══ Given records ══
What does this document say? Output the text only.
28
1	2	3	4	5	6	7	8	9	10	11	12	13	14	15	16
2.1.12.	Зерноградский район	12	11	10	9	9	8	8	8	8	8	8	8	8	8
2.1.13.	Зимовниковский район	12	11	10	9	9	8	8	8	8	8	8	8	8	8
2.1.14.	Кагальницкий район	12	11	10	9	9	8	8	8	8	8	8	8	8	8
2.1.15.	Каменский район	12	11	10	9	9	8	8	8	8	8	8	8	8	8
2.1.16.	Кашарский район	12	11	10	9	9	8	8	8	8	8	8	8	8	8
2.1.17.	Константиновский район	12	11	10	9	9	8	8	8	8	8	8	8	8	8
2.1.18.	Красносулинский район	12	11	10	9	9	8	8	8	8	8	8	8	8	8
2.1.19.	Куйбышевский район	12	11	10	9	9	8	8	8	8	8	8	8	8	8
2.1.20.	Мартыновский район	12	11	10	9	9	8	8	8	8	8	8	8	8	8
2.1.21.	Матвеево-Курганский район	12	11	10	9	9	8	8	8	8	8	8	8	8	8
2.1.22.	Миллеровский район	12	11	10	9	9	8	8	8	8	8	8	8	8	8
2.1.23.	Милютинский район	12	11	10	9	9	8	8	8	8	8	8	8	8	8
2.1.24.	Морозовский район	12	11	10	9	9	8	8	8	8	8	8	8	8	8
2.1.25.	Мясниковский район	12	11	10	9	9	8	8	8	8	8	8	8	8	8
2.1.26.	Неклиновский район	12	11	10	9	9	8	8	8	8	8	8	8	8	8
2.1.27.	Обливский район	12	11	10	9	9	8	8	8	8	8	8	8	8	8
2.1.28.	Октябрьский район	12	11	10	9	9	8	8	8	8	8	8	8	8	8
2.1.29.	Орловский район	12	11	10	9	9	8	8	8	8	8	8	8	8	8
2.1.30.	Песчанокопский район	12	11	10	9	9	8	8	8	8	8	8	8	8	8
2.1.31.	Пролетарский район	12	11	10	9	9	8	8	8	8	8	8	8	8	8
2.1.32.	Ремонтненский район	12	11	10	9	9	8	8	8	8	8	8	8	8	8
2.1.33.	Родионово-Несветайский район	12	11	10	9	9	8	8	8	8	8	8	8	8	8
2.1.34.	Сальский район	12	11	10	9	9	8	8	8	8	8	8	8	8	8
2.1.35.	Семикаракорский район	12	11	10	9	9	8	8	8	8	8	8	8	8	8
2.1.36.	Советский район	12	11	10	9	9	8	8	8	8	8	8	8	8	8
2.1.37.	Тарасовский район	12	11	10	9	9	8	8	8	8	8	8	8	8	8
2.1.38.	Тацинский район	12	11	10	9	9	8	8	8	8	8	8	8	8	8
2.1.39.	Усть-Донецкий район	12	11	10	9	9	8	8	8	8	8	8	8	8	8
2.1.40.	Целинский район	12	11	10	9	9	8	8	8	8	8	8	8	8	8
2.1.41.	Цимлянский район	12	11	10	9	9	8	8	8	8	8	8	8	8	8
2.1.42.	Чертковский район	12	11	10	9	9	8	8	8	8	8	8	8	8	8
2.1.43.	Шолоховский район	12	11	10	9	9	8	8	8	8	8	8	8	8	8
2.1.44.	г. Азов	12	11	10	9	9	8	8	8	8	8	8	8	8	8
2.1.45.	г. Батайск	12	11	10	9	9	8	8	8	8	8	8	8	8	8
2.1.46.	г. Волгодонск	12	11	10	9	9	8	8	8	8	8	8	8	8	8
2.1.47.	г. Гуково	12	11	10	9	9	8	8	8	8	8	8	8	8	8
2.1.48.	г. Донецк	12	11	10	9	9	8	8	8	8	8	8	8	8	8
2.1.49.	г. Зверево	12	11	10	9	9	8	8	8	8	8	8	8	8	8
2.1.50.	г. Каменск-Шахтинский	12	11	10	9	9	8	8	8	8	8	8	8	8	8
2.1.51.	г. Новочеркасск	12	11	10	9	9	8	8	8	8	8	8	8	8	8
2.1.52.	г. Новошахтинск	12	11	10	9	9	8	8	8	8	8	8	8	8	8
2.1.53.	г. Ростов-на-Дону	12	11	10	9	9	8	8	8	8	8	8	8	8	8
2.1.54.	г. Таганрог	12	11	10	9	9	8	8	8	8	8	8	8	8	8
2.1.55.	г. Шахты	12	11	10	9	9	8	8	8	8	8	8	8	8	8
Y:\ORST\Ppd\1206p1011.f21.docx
═══
* Prompt
Extract the full set of entries word for word.

* Final result
What does this document say? Output the text only.
28
1	2	3	4	5	6	7	8	9	10	11	12	13	14	15	16
2.1.12.	Зерноградский район	12	11	10	9	9	8	8	8	8	8	8	8	8	8
2.1.13.	Зимовниковский район	12	11	10	9	9	8	8	8	8	8	8	8	8	8
2.1.14.	Кагальницкий район	12	11	10	9	9	8	8	8	8	8	8	8	8	8
2.1.15.	Каменский район	12	11	10	9	9	8	8	8	8	8	8	8	8	8
2.1.16.	Кашарский район	12	11	10	9	9	8	8	8	8	8	8	8	8	8
2.1.17.	Константиновский район	12	11	10	9	9	8	8	8	8	8	8	8	8	8
2.1.18.	Красносулинский район	12	11	10	9	9	8	8	8	8	8	8	8	8	8
2.1.19.	Куйбышевский район	12	11	10	9	9	8	8	8	8	8	8	8	8	8
2.1.20.	Мартыновский район	12	11	10	9	9	8	8	8	8	8	8	8	8	8
2.1.21.	Матвеево-Курганский район	12	11	10	9	9	8	8	8	8	8	8	8	8	8
2.1.22.	Миллеровский район	12	11	10	9	9	8	8	8	8	8	8	8	8	8
2.1.23.	Милютинский район	12	11	10	9	9	8	8	8	8	8	8	8	8	8
2.1.24.	Морозовский район	12	11	10	9	9	8	8	8	8	8	8	8	8	8
2.1.25.	Мясниковский район	12	11	10	9	9	8	8	8	8	8	8	8	8	8
2.1.26.	Неклиновский район	12	11	10	9	9	8	8	8	8	8	8	8	8	8
2.1.27.	Обливский район	12	11	10	9	9	8	8	8	8	8	8	8	8	8
2.1.28.	Октябрьский район	12	11	10	9	9	8	8	8	8	8	8	8	8	8
2.1.29.	Орловский район	12	11	10	9	9	8	8	8	8	8	8	8	8	8
2.1.30.	Песчанокопский район	12	11	10	9	9	8	8	8	8	8	8	8	8	8
2.1.31.	Пролетарский район	12	11	10	9	9	8	8	8	8	8	8	8	8	8
2.1.32.	Ремонтненский район	12	11	10	9	9	8	8	8	8	8	8	8	8	8
2.1.33.	Родионово-Несветайский район	12	11	10	9	9	8	8	8	8	8	8	8	8	8
2.1.34.	Сальский район	12	11	10	9	9	8	8	8	8	8	8	8	8	8
2.1.35.	Семикаракорский район	12	11	10	9	9	8	8	8	8	8	8	8	8	8
2.1.36.	Советский район	12	11	10	9	9	8	8	8	8	8	8	8	8	8
2.1.37.	Тарасовский район	12	11	10	9	9	8	8	8	8	8	8	8	8	8
2.1.38.	Тацинский район	12	11	10	9	9	8	8	8	8	8	8	8	8	8
2.1.39.	Усть-Донецкий район	12	11	10	9	9	8	8	8	8	8	8	8	8	8
2.1.40.	Целинский район	12	11	10	9	9	8	8	8	8	8	8	8	8	8
2.1.41.	Цимлянский район	12	11	10	9	9	8	8	8	8	8	8	8	8	8
2.1.42.	Чертковский район	12	11	10	9	9	8	8	8	8	8	8	8	8	8
2.1.43.	Шолоховский район	12	11	10	9	9	8	8	8	8	8	8	8	8	8
2.1.44.	г. Азов	12	11	10	9	9	8	8	8	8	8	8	8	8	8
2.1.45.	г. Батайск	12	11	10	9	9	8	8	8	8	8	8	8	8	8
2.1.46.	г. Волгодонск	12	11	10	9	9	8	8	8	8	8	8	8	8	8
2.1.47.	г. Гуково	12	11	10	9	9	8	8	8	8	8	8	8	8	8
2.1.48.	г. Донецк	12	11	10	9	9	8	8	8	8	8	8	8	8	8
2.1.49.	г. Зверево	12	11	10	9	9	8	8	8	8	8	8	8	8	8
2.1.50.	г. Каменск-Шахтинский	12	11	10	9	9	8	8	8	8	8	8	8	8	8
2.1.51.	г. Новочеркасск	12	11	10	9	9	8	8	8	8	8	8	8	8	8
2.1.52.	г. Новошахтинск	12	11	10	9	9	8	8	8	8	8	8	8	8	8
2.1.53.	г. Ростов-на-Дону	12	11	10	9	9	8	8	8	8	8	8	8	8	8
2.1.54.	г. Таганрог	12	11	10	9	9	8	8	8	8	8	8	8	8	8
2.1.55.	г. Шахты	12	11	10	9	9	8	8	8	8	8	8	8	8	8
Y:\ORST\Ppd\1206p1011.f21.docx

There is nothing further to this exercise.